**Record extracts**
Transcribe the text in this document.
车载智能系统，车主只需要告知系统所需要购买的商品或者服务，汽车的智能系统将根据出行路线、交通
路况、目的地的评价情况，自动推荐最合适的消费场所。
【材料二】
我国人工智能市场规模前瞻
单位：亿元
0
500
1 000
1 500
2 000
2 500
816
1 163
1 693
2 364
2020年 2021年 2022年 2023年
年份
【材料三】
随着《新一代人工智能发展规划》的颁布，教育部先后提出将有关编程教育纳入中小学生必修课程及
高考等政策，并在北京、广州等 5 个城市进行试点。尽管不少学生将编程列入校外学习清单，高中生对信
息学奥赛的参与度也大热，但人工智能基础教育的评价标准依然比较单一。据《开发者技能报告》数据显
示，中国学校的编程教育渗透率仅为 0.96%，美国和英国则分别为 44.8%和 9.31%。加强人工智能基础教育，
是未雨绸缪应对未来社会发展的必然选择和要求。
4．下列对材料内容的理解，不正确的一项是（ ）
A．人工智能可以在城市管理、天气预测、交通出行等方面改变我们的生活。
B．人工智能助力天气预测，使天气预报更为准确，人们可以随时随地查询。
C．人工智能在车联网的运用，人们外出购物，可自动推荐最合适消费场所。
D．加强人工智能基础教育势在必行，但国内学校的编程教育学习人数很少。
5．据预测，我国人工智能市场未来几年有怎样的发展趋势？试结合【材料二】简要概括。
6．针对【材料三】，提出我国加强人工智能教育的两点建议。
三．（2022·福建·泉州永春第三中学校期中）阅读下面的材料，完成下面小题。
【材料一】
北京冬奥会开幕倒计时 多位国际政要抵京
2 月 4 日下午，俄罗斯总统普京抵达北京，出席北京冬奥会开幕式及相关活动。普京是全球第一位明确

**Objective**
Copy all of the data. Keep every word exactly as it is.

**The result**
Transcribe the text in this document.
车载智能系统，车主只需要告知系统所需要购买的商品或者服务，汽车的智能系统将根据出行路线、交通
路况、目的地的评价情况，自动推荐最合适的消费场所。
【材料二】
我国人工智能市场规模前瞻
单位：亿元
0
500
1 000
1 500
2 000
2 500
816
1 163
1 693
2 364
2020年 2021年 2022年 2023年
年份
【材料三】
随着《新一代人工智能发展规划》的颁布，教育部先后提出将有关编程教育纳入中小学生必修课程及
高考等政策，并在北京、广州等 5 个城市进行试点。尽管不少学生将编程列入校外学习清单，高中生对信
息学奥赛的参与度也大热，但人工智能基础教育的评价标准依然比较单一。据《开发者技能报告》数据显
示，中国学校的编程教育渗透率仅为 0.96%，美国和英国则分别为 44.8%和 9.31%。加强人工智能基础教育，
是未雨绸缪应对未来社会发展的必然选择和要求。
4．下列对材料内容的理解，不正确的一项是（ ）
A．人工智能可以在城市管理、天气预测、交通出行等方面改变我们的生活。
B．人工智能助力天气预测，使天气预报更为准确，人们可以随时随地查询。
C．人工智能在车联网的运用，人们外出购物，可自动推荐最合适消费场所。
D．加强人工智能基础教育势在必行，但国内学校的编程教育学习人数很少。
5．据预测，我国人工智能市场未来几年有怎样的发展趋势？试结合【材料二】简要概括。
6．针对【材料三】，提出我国加强人工智能教育的两点建议。
三．（2022·福建·泉州永春第三中学校期中）阅读下面的材料，完成下面小题。
【材料一】
北京冬奥会开幕倒计时 多位国际政要抵京
2 月 4 日下午，俄罗斯总统普京抵达北京，出席北京冬奥会开幕式及相关活动。普京是全球第一位明确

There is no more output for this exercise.